PROBLEM STATEMENT :: Copy each of the items below line for line, with no changes.

DATA SHOWN ::
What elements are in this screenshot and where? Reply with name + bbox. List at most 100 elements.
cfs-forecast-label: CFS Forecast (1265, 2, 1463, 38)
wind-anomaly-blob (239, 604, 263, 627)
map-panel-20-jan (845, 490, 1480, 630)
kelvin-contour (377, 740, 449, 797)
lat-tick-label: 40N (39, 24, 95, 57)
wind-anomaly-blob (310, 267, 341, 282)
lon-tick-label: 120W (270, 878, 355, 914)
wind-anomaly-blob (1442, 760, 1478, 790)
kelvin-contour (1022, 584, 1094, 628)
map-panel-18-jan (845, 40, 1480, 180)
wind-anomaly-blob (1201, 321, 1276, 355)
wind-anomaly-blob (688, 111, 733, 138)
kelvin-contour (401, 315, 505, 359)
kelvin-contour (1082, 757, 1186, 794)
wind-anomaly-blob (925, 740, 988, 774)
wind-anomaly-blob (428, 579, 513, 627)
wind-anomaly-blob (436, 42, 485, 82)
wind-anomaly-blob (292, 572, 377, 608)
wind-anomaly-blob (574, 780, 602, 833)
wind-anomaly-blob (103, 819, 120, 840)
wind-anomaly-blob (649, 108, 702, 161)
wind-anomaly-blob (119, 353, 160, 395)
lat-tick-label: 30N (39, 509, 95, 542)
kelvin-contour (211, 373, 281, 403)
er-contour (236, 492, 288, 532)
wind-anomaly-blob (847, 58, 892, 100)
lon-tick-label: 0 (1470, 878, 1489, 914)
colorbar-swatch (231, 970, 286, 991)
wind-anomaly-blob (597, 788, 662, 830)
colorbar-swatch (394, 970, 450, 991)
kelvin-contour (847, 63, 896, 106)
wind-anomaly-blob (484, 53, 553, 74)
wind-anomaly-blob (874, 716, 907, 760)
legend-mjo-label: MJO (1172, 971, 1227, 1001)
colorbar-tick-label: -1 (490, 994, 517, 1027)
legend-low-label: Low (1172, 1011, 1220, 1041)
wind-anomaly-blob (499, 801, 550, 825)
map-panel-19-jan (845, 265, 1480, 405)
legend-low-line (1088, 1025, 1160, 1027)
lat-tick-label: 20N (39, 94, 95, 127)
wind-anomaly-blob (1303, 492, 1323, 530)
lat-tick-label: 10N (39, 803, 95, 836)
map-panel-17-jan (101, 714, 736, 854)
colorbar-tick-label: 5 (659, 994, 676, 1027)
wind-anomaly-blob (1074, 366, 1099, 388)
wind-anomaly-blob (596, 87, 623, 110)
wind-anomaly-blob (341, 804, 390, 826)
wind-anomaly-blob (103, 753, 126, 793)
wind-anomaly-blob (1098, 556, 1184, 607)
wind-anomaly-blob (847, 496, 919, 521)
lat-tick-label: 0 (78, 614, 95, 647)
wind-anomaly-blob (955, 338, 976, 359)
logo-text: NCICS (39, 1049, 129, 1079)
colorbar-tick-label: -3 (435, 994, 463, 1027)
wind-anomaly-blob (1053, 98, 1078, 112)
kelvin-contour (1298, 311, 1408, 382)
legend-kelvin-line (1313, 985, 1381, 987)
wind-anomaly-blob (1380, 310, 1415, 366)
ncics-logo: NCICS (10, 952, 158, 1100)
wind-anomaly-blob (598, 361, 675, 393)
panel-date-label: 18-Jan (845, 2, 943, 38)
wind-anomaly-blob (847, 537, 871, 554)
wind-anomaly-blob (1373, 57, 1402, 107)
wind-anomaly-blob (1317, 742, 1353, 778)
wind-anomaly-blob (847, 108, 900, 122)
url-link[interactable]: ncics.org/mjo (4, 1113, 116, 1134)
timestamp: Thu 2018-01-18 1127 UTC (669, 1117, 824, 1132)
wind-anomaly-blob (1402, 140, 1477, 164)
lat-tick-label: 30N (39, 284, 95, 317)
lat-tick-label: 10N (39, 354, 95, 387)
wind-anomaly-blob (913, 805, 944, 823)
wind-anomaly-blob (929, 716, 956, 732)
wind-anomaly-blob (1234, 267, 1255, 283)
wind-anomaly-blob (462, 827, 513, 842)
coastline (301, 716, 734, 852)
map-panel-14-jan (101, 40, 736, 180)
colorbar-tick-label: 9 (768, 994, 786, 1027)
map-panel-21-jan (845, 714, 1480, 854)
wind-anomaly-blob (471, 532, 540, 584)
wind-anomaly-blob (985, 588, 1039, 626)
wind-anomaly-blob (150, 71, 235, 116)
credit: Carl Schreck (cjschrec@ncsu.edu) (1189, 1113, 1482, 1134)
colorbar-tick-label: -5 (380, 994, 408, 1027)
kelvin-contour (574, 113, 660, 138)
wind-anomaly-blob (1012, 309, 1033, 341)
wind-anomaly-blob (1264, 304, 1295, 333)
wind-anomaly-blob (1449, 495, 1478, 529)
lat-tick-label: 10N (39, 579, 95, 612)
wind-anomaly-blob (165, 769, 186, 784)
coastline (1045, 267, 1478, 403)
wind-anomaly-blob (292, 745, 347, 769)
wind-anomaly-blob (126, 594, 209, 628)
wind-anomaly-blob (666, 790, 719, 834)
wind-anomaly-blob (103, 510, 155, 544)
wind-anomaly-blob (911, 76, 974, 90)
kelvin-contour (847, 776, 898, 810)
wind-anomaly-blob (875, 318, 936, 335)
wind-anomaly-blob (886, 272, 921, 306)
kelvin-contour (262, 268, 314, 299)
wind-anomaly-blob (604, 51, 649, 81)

EXPECTED OUTPUT ::
What elements are in this screenshot and where? Reply with name + bbox. List at most 100 elements.
cfs-forecast-label: CFS Forecast (1265, 2, 1463, 38)
wind-anomaly-blob (239, 604, 263, 627)
map-panel-20-jan (845, 490, 1480, 630)
kelvin-contour (377, 740, 449, 797)
lat-tick-label: 40N (39, 24, 95, 57)
wind-anomaly-blob (310, 267, 341, 282)
lon-tick-label: 120W (270, 878, 355, 914)
wind-anomaly-blob (1442, 760, 1478, 790)
kelvin-contour (1022, 584, 1094, 628)
map-panel-18-jan (845, 40, 1480, 180)
wind-anomaly-blob (1201, 321, 1276, 355)
wind-anomaly-blob (688, 111, 733, 138)
kelvin-contour (401, 315, 505, 359)
kelvin-contour (1082, 757, 1186, 794)
wind-anomaly-blob (925, 740, 988, 774)
wind-anomaly-blob (428, 579, 513, 627)
wind-anomaly-blob (436, 42, 485, 82)
wind-anomaly-blob (292, 572, 377, 608)
wind-anomaly-blob (574, 780, 602, 833)
wind-anomaly-blob (103, 819, 120, 840)
wind-anomaly-blob (649, 108, 702, 161)
wind-anomaly-blob (119, 353, 160, 395)
lat-tick-label: 30N (39, 509, 95, 542)
kelvin-contour (211, 373, 281, 403)
er-contour (236, 492, 288, 532)
wind-anomaly-blob (847, 58, 892, 100)
lon-tick-label: 0 (1470, 878, 1489, 914)
colorbar-swatch (231, 970, 286, 991)
wind-anomaly-blob (597, 788, 662, 830)
colorbar-swatch (394, 970, 450, 991)
kelvin-contour (847, 63, 896, 106)
wind-anomaly-blob (484, 53, 553, 74)
wind-anomaly-blob (874, 716, 907, 760)
legend-mjo-label: MJO (1172, 971, 1227, 1001)
colorbar-tick-label: -1 (490, 994, 517, 1027)
legend-low-label: Low (1172, 1011, 1220, 1041)
wind-anomaly-blob (499, 801, 550, 825)
map-panel-19-jan (845, 265, 1480, 405)
legend-low-line (1088, 1025, 1160, 1027)
lat-tick-label: 20N (39, 94, 95, 127)
wind-anomaly-blob (1303, 492, 1323, 530)
lat-tick-label: 10N (39, 803, 95, 836)
map-panel-17-jan (101, 714, 736, 854)
colorbar-tick-label: 5 (659, 994, 676, 1027)
wind-anomaly-blob (1074, 366, 1099, 388)
wind-anomaly-blob (596, 87, 623, 110)
wind-anomaly-blob (341, 804, 390, 826)
wind-anomaly-blob (103, 753, 126, 793)
wind-anomaly-blob (1098, 556, 1184, 607)
wind-anomaly-blob (847, 496, 919, 521)
lat-tick-label: 0 (78, 614, 95, 647)
wind-anomaly-blob (955, 338, 976, 359)
logo-text: NCICS (39, 1049, 129, 1079)
colorbar-tick-label: -3 (435, 994, 463, 1027)
wind-anomaly-blob (1053, 98, 1078, 112)
kelvin-contour (1298, 311, 1408, 382)
legend-kelvin-line (1313, 985, 1381, 987)
wind-anomaly-blob (1380, 310, 1415, 366)
ncics-logo: NCICS (10, 952, 158, 1100)
wind-anomaly-blob (598, 361, 675, 393)
panel-date-label: 18-Jan (845, 2, 943, 38)
wind-anomaly-blob (847, 537, 871, 554)
wind-anomaly-blob (1373, 57, 1402, 107)
wind-anomaly-blob (1317, 742, 1353, 778)
wind-anomaly-blob (847, 108, 900, 122)
url-link[interactable]: ncics.org/mjo (4, 1113, 116, 1134)
timestamp: Thu 2018-01-18 1127 UTC (669, 1117, 824, 1132)
wind-anomaly-blob (1402, 140, 1477, 164)
lat-tick-label: 30N (39, 284, 95, 317)
lat-tick-label: 10N (39, 354, 95, 387)
wind-anomaly-blob (913, 805, 944, 823)
wind-anomaly-blob (929, 716, 956, 732)
wind-anomaly-blob (1234, 267, 1255, 283)
wind-anomaly-blob (462, 827, 513, 842)
coastline (301, 716, 734, 852)
map-panel-14-jan (101, 40, 736, 180)
colorbar-tick-label: 9 (768, 994, 786, 1027)
map-panel-21-jan (845, 714, 1480, 854)
wind-anomaly-blob (471, 532, 540, 584)
wind-anomaly-blob (985, 588, 1039, 626)
wind-anomaly-blob (150, 71, 235, 116)
credit: Carl Schreck (cjschrec@ncsu.edu) (1189, 1113, 1482, 1134)
colorbar-tick-label: -5 (380, 994, 408, 1027)
kelvin-contour (574, 113, 660, 138)
wind-anomaly-blob (1012, 309, 1033, 341)
wind-anomaly-blob (1264, 304, 1295, 333)
wind-anomaly-blob (1449, 495, 1478, 529)
lat-tick-label: 10N (39, 579, 95, 612)
wind-anomaly-blob (165, 769, 186, 784)
coastline (1045, 267, 1478, 403)
wind-anomaly-blob (292, 745, 347, 769)
wind-anomaly-blob (126, 594, 209, 628)
wind-anomaly-blob (666, 790, 719, 834)
wind-anomaly-blob (103, 510, 155, 544)
wind-anomaly-blob (911, 76, 974, 90)
kelvin-contour (847, 776, 898, 810)
wind-anomaly-blob (875, 318, 936, 335)
wind-anomaly-blob (886, 272, 921, 306)
kelvin-contour (262, 268, 314, 299)
wind-anomaly-blob (604, 51, 649, 81)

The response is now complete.